┌──

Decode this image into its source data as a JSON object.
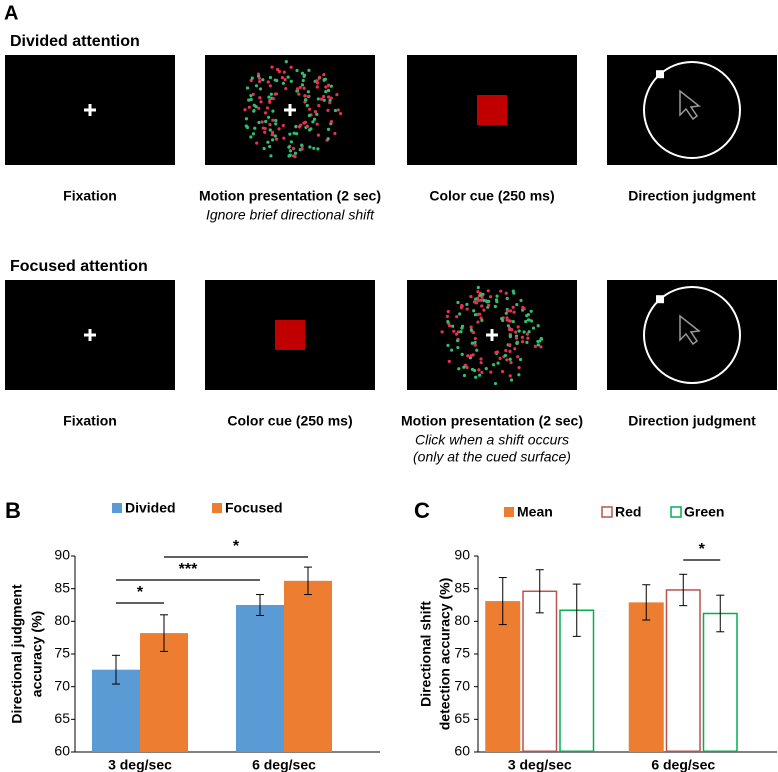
{
  "panel_a": {
    "label": "A",
    "rows": [
      {
        "title": "Divided attention",
        "screens": [
          {
            "caption": "Fixation"
          },
          {
            "caption": "Motion presentation (2 sec)",
            "note": [
              "Ignore brief directional shift"
            ]
          },
          {
            "caption": "Color cue (250 ms)"
          },
          {
            "caption": "Direction judgment"
          }
        ]
      },
      {
        "title": "Focused attention",
        "screens": [
          {
            "caption": "Fixation"
          },
          {
            "caption": "Color cue (250 ms)"
          },
          {
            "caption": "Motion presentation (2 sec)",
            "note": [
              "Click when a shift occurs",
              "(only at the cued surface)"
            ]
          },
          {
            "caption": "Direction judgment"
          }
        ]
      }
    ]
  },
  "chart_data": [
    {
      "type": "bar",
      "label": "B",
      "ylabel": [
        "Directional judgment",
        "accuracy (%)"
      ],
      "categories": [
        "3 deg/sec",
        "6 deg/sec"
      ],
      "series": [
        {
          "name": "Divided",
          "color": "#5b9bd5",
          "filled": true,
          "values": [
            72.6,
            82.5
          ],
          "errors": [
            2.2,
            1.6
          ]
        },
        {
          "name": "Focused",
          "color": "#ed7d31",
          "filled": true,
          "values": [
            78.2,
            86.2
          ],
          "errors": [
            2.8,
            2.1
          ]
        }
      ],
      "ylim": [
        60,
        90
      ],
      "yticks": [
        60,
        65,
        70,
        75,
        80,
        85,
        90
      ],
      "annotations": [
        {
          "text": "*",
          "from": [
            0,
            0
          ],
          "to": [
            0,
            1
          ]
        },
        {
          "text": "***",
          "from": [
            0,
            0
          ],
          "to": [
            1,
            0
          ]
        },
        {
          "text": "*",
          "from": [
            0,
            1
          ],
          "to": [
            1,
            1
          ]
        }
      ]
    },
    {
      "type": "bar",
      "label": "C",
      "ylabel": [
        "Directional shift",
        "detection accuracy (%)"
      ],
      "categories": [
        "3 deg/sec",
        "6 deg/sec"
      ],
      "series": [
        {
          "name": "Mean",
          "color": "#ed7d31",
          "filled": true,
          "values": [
            83.1,
            82.9
          ],
          "errors": [
            3.6,
            2.7
          ]
        },
        {
          "name": "Red",
          "color": "#b85450",
          "filled": false,
          "values": [
            84.6,
            84.8
          ],
          "errors": [
            3.3,
            2.4
          ]
        },
        {
          "name": "Green",
          "color": "#00b050",
          "filled": false,
          "values": [
            81.7,
            81.2
          ],
          "errors": [
            4.0,
            2.8
          ]
        }
      ],
      "ylim": [
        60,
        90
      ],
      "yticks": [
        60,
        65,
        70,
        75,
        80,
        85,
        90
      ],
      "annotations": [
        {
          "text": "*",
          "from": [
            1,
            1
          ],
          "to": [
            1,
            2
          ]
        }
      ]
    }
  ]
}
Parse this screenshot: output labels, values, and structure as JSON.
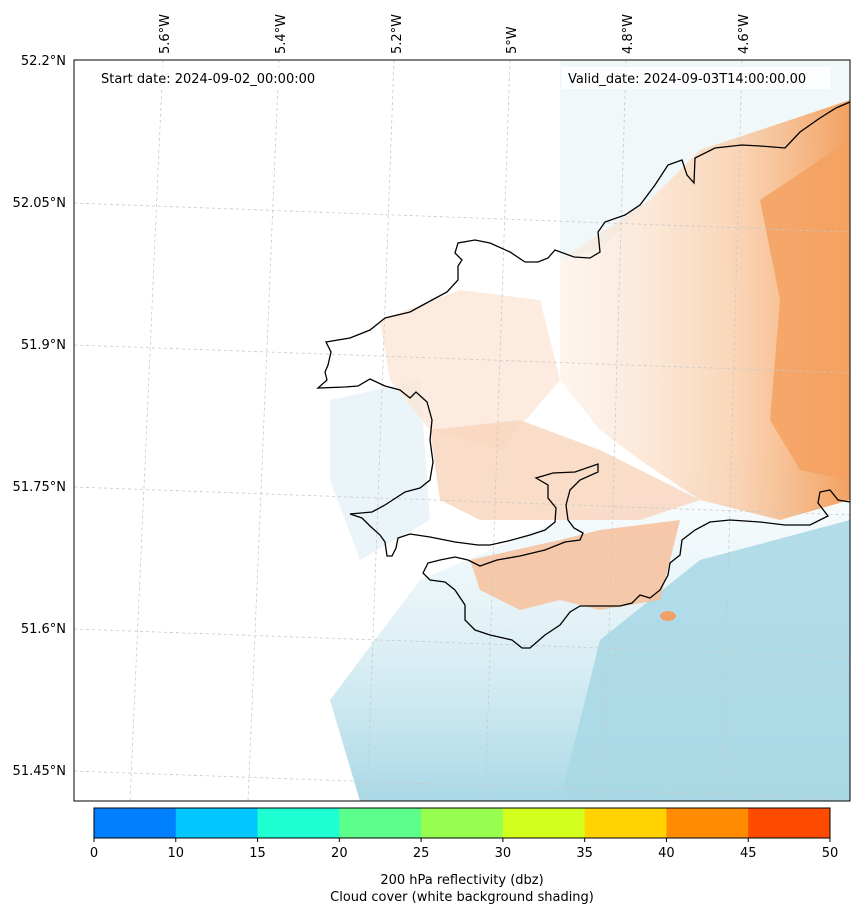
{
  "map": {
    "start_date_label": "Start date: 2024-09-02_00:00:00",
    "valid_date_label": "Valid_date: 2024-09-03T14:00:00.00",
    "lon_ticks": [
      "5.6°W",
      "5.4°W",
      "5.2°W",
      "5°W",
      "4.8°W",
      "4.6°W"
    ],
    "lat_ticks": [
      "52.2°N",
      "52.05°N",
      "51.9°N",
      "51.75°N",
      "51.6°N",
      "51.45°N"
    ],
    "colors": {
      "land_outline": "#000000",
      "cloud_blue": "#a9d8e6",
      "reflectivity_orange": "#f4a160",
      "gridline": "#c8c8c8"
    }
  },
  "colorbar": {
    "ticks": [
      "0",
      "10",
      "15",
      "20",
      "25",
      "30",
      "35",
      "40",
      "45",
      "50"
    ],
    "colors": [
      "#0080ff",
      "#00c8ff",
      "#1effd2",
      "#5cff8c",
      "#96ff50",
      "#d2ff1e",
      "#ffd200",
      "#ff8c00",
      "#ff4b00"
    ],
    "label_line1": "200 hPa reflectivity (dbz)",
    "label_line2": "Cloud cover (white background shading)"
  }
}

└──

Every line of the data should be copied as it stands, without the images.

Decode this image into its source data as a JSON object.
{
  "panel_a": {
    "label": "A",
    "rows": [
      {
        "title": "Divided attention",
        "screens": [
          {
            "caption": "Fixation"
          },
          {
            "caption": "Motion presentation (2 sec)",
            "note": [
              "Ignore brief directional shift"
            ]
          },
          {
            "caption": "Color cue (250 ms)"
          },
          {
            "caption": "Direction judgment"
          }
        ]
      },
      {
        "title": "Focused attention",
        "screens": [
          {
            "caption": "Fixation"
          },
          {
            "caption": "Color cue (250 ms)"
          },
          {
            "caption": "Motion presentation (2 sec)",
            "note": [
              "Click when a shift occurs",
              "(only at the cued surface)"
            ]
          },
          {
            "caption": "Direction judgment"
          }
        ]
      }
    ]
  },
  "chart_data": [
    {
      "type": "bar",
      "label": "B",
      "ylabel": [
        "Directional judgment",
        "accuracy (%)"
      ],
      "categories": [
        "3 deg/sec",
        "6 deg/sec"
      ],
      "series": [
        {
          "name": "Divided",
          "color": "#5b9bd5",
          "filled": true,
          "values": [
            72.6,
            82.5
          ],
          "errors": [
            2.2,
            1.6
          ]
        },
        {
          "name": "Focused",
          "color": "#ed7d31",
          "filled": true,
          "values": [
            78.2,
            86.2
          ],
          "errors": [
            2.8,
            2.1
          ]
        }
      ],
      "ylim": [
        60,
        90
      ],
      "yticks": [
        60,
        65,
        70,
        75,
        80,
        85,
        90
      ],
      "annotations": [
        {
          "text": "*",
          "from": [
            0,
            0
          ],
          "to": [
            0,
            1
          ]
        },
        {
          "text": "***",
          "from": [
            0,
            0
          ],
          "to": [
            1,
            0
          ]
        },
        {
          "text": "*",
          "from": [
            0,
            1
          ],
          "to": [
            1,
            1
          ]
        }
      ]
    },
    {
      "type": "bar",
      "label": "C",
      "ylabel": [
        "Directional shift",
        "detection accuracy (%)"
      ],
      "categories": [
        "3 deg/sec",
        "6 deg/sec"
      ],
      "series": [
        {
          "name": "Mean",
          "color": "#ed7d31",
          "filled": true,
          "values": [
            83.1,
            82.9
          ],
          "errors": [
            3.6,
            2.7
          ]
        },
        {
          "name": "Red",
          "color": "#b85450",
          "filled": false,
          "values": [
            84.6,
            84.8
          ],
          "errors": [
            3.3,
            2.4
          ]
        },
        {
          "name": "Green",
          "color": "#00b050",
          "filled": false,
          "values": [
            81.7,
            81.2
          ],
          "errors": [
            4.0,
            2.8
          ]
        }
      ],
      "ylim": [
        60,
        90
      ],
      "yticks": [
        60,
        65,
        70,
        75,
        80,
        85,
        90
      ],
      "annotations": [
        {
          "text": "*",
          "from": [
            1,
            1
          ],
          "to": [
            1,
            2
          ]
        }
      ]
    }
  ]
}
Parse this screenshot: output labels, values, and structure as JSON.
{
  "map": {
    "start_date_label": "Start date: 2024-09-02_00:00:00",
    "valid_date_label": "Valid_date: 2024-09-03T14:00:00.00",
    "lon_ticks": [
      "5.6°W",
      "5.4°W",
      "5.2°W",
      "5°W",
      "4.8°W",
      "4.6°W"
    ],
    "lat_ticks": [
      "52.2°N",
      "52.05°N",
      "51.9°N",
      "51.75°N",
      "51.6°N",
      "51.45°N"
    ],
    "colors": {
      "land_outline": "#000000",
      "cloud_blue": "#a9d8e6",
      "reflectivity_orange": "#f4a160",
      "gridline": "#c8c8c8"
    }
  },
  "colorbar": {
    "ticks": [
      "0",
      "10",
      "15",
      "20",
      "25",
      "30",
      "35",
      "40",
      "45",
      "50"
    ],
    "colors": [
      "#0080ff",
      "#00c8ff",
      "#1effd2",
      "#5cff8c",
      "#96ff50",
      "#d2ff1e",
      "#ffd200",
      "#ff8c00",
      "#ff4b00"
    ],
    "label_line1": "200 hPa reflectivity (dbz)",
    "label_line2": "Cloud cover (white background shading)"
  }
}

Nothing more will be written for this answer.